▶ Records excerpted from a collection
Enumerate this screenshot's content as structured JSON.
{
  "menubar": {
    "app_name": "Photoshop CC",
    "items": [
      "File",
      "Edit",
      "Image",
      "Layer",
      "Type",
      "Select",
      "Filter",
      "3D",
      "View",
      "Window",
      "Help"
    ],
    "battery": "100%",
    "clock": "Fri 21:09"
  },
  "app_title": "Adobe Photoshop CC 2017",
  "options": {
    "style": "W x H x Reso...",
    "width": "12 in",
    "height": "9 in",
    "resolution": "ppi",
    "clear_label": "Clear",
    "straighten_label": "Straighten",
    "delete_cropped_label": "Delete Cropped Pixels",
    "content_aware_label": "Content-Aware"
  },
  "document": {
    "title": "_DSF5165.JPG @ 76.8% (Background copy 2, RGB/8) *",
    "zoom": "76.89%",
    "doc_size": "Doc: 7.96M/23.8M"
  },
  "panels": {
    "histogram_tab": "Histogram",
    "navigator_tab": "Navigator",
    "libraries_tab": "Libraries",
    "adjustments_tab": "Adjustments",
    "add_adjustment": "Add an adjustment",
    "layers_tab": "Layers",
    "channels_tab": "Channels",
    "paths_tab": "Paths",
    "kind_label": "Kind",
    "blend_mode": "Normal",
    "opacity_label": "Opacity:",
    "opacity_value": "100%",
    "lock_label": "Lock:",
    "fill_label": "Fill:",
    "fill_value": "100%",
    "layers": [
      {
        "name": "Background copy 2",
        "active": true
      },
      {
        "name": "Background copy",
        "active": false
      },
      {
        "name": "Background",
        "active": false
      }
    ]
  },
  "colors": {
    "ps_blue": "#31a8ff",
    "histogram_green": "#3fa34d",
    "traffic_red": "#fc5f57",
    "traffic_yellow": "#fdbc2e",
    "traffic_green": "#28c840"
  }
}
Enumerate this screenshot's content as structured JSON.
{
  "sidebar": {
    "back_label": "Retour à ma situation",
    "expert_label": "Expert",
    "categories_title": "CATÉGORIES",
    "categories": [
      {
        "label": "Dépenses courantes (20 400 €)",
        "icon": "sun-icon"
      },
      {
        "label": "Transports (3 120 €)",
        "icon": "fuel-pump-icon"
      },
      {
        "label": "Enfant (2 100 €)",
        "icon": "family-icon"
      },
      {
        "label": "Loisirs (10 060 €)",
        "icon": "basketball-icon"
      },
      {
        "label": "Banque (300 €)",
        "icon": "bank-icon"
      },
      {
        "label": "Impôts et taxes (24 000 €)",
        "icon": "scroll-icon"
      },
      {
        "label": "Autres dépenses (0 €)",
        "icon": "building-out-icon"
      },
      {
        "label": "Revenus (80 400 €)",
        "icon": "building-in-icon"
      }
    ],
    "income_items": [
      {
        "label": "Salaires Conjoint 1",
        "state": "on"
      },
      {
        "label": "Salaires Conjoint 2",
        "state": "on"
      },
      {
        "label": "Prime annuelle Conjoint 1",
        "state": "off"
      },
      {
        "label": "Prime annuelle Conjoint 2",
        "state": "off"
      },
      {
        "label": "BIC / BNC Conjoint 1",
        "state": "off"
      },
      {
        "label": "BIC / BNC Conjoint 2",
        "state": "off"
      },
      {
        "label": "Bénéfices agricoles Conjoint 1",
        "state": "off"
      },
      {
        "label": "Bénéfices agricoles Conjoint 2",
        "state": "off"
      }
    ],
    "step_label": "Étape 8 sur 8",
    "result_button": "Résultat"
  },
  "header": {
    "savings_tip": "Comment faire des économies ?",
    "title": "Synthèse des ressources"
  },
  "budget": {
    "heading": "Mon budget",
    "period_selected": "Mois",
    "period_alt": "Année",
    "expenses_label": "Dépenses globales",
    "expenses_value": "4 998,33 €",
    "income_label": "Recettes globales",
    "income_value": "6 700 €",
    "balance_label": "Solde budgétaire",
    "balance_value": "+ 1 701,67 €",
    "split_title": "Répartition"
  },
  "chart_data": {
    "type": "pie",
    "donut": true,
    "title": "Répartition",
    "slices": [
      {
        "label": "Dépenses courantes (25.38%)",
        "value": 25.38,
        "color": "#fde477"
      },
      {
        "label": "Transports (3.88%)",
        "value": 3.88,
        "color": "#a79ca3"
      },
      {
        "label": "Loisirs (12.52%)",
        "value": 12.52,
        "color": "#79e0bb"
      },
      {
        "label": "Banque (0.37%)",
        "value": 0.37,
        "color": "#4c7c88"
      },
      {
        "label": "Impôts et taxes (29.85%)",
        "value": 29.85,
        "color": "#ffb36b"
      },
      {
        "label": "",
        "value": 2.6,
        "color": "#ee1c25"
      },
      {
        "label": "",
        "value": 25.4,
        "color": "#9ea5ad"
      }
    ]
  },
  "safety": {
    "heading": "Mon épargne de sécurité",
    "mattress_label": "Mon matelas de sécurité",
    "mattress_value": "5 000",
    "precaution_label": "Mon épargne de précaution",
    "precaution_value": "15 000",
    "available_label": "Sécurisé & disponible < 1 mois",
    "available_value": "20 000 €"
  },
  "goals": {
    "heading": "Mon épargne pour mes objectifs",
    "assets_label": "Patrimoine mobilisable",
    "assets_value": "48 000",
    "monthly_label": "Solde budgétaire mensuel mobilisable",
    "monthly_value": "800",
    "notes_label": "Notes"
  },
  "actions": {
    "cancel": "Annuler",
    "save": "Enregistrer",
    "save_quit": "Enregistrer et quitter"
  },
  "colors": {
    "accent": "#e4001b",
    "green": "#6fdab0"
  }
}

▶ EXERCISE
From the records above, extract every entry verbatim.

▶ RESULT BELOW
Enumerate this screenshot's content as structured JSON.
{
  "menubar": {
    "app_name": "Photoshop CC",
    "items": [
      "File",
      "Edit",
      "Image",
      "Layer",
      "Type",
      "Select",
      "Filter",
      "3D",
      "View",
      "Window",
      "Help"
    ],
    "battery": "100%",
    "clock": "Fri 21:09"
  },
  "app_title": "Adobe Photoshop CC 2017",
  "options": {
    "style": "W x H x Reso...",
    "width": "12 in",
    "height": "9 in",
    "resolution": "ppi",
    "clear_label": "Clear",
    "straighten_label": "Straighten",
    "delete_cropped_label": "Delete Cropped Pixels",
    "content_aware_label": "Content-Aware"
  },
  "document": {
    "title": "_DSF5165.JPG @ 76.8% (Background copy 2, RGB/8) *",
    "zoom": "76.89%",
    "doc_size": "Doc: 7.96M/23.8M"
  },
  "panels": {
    "histogram_tab": "Histogram",
    "navigator_tab": "Navigator",
    "libraries_tab": "Libraries",
    "adjustments_tab": "Adjustments",
    "add_adjustment": "Add an adjustment",
    "layers_tab": "Layers",
    "channels_tab": "Channels",
    "paths_tab": "Paths",
    "kind_label": "Kind",
    "blend_mode": "Normal",
    "opacity_label": "Opacity:",
    "opacity_value": "100%",
    "lock_label": "Lock:",
    "fill_label": "Fill:",
    "fill_value": "100%",
    "layers": [
      {
        "name": "Background copy 2",
        "active": true
      },
      {
        "name": "Background copy",
        "active": false
      },
      {
        "name": "Background",
        "active": false
      }
    ]
  },
  "colors": {
    "ps_blue": "#31a8ff",
    "histogram_green": "#3fa34d",
    "traffic_red": "#fc5f57",
    "traffic_yellow": "#fdbc2e",
    "traffic_green": "#28c840"
  }
}
Enumerate this screenshot's content as structured JSON.
{
  "sidebar": {
    "back_label": "Retour à ma situation",
    "expert_label": "Expert",
    "categories_title": "CATÉGORIES",
    "categories": [
      {
        "label": "Dépenses courantes (20 400 €)",
        "icon": "sun-icon"
      },
      {
        "label": "Transports (3 120 €)",
        "icon": "fuel-pump-icon"
      },
      {
        "label": "Enfant (2 100 €)",
        "icon": "family-icon"
      },
      {
        "label": "Loisirs (10 060 €)",
        "icon": "basketball-icon"
      },
      {
        "label": "Banque (300 €)",
        "icon": "bank-icon"
      },
      {
        "label": "Impôts et taxes (24 000 €)",
        "icon": "scroll-icon"
      },
      {
        "label": "Autres dépenses (0 €)",
        "icon": "building-out-icon"
      },
      {
        "label": "Revenus (80 400 €)",
        "icon": "building-in-icon"
      }
    ],
    "income_items": [
      {
        "label": "Salaires Conjoint 1",
        "state": "on"
      },
      {
        "label": "Salaires Conjoint 2",
        "state": "on"
      },
      {
        "label": "Prime annuelle Conjoint 1",
        "state": "off"
      },
      {
        "label": "Prime annuelle Conjoint 2",
        "state": "off"
      },
      {
        "label": "BIC / BNC Conjoint 1",
        "state": "off"
      },
      {
        "label": "BIC / BNC Conjoint 2",
        "state": "off"
      },
      {
        "label": "Bénéfices agricoles Conjoint 1",
        "state": "off"
      },
      {
        "label": "Bénéfices agricoles Conjoint 2",
        "state": "off"
      }
    ],
    "step_label": "Étape 8 sur 8",
    "result_button": "Résultat"
  },
  "header": {
    "savings_tip": "Comment faire des économies ?",
    "title": "Synthèse des ressources"
  },
  "budget": {
    "heading": "Mon budget",
    "period_selected": "Mois",
    "period_alt": "Année",
    "expenses_label": "Dépenses globales",
    "expenses_value": "4 998,33 €",
    "income_label": "Recettes globales",
    "income_value": "6 700 €",
    "balance_label": "Solde budgétaire",
    "balance_value": "+ 1 701,67 €",
    "split_title": "Répartition"
  },
  "chart_data": {
    "type": "pie",
    "donut": true,
    "title": "Répartition",
    "slices": [
      {
        "label": "Dépenses courantes (25.38%)",
        "value": 25.38,
        "color": "#fde477"
      },
      {
        "label": "Transports (3.88%)",
        "value": 3.88,
        "color": "#a79ca3"
      },
      {
        "label": "Loisirs (12.52%)",
        "value": 12.52,
        "color": "#79e0bb"
      },
      {
        "label": "Banque (0.37%)",
        "value": 0.37,
        "color": "#4c7c88"
      },
      {
        "label": "Impôts et taxes (29.85%)",
        "value": 29.85,
        "color": "#ffb36b"
      },
      {
        "label": "",
        "value": 2.6,
        "color": "#ee1c25"
      },
      {
        "label": "",
        "value": 25.4,
        "color": "#9ea5ad"
      }
    ]
  },
  "safety": {
    "heading": "Mon épargne de sécurité",
    "mattress_label": "Mon matelas de sécurité",
    "mattress_value": "5 000",
    "precaution_label": "Mon épargne de précaution",
    "precaution_value": "15 000",
    "available_label": "Sécurisé & disponible < 1 mois",
    "available_value": "20 000 €"
  },
  "goals": {
    "heading": "Mon épargne pour mes objectifs",
    "assets_label": "Patrimoine mobilisable",
    "assets_value": "48 000",
    "monthly_label": "Solde budgétaire mensuel mobilisable",
    "monthly_value": "800",
    "notes_label": "Notes"
  },
  "actions": {
    "cancel": "Annuler",
    "save": "Enregistrer",
    "save_quit": "Enregistrer et quitter"
  },
  "colors": {
    "accent": "#e4001b",
    "green": "#6fdab0"
  }
}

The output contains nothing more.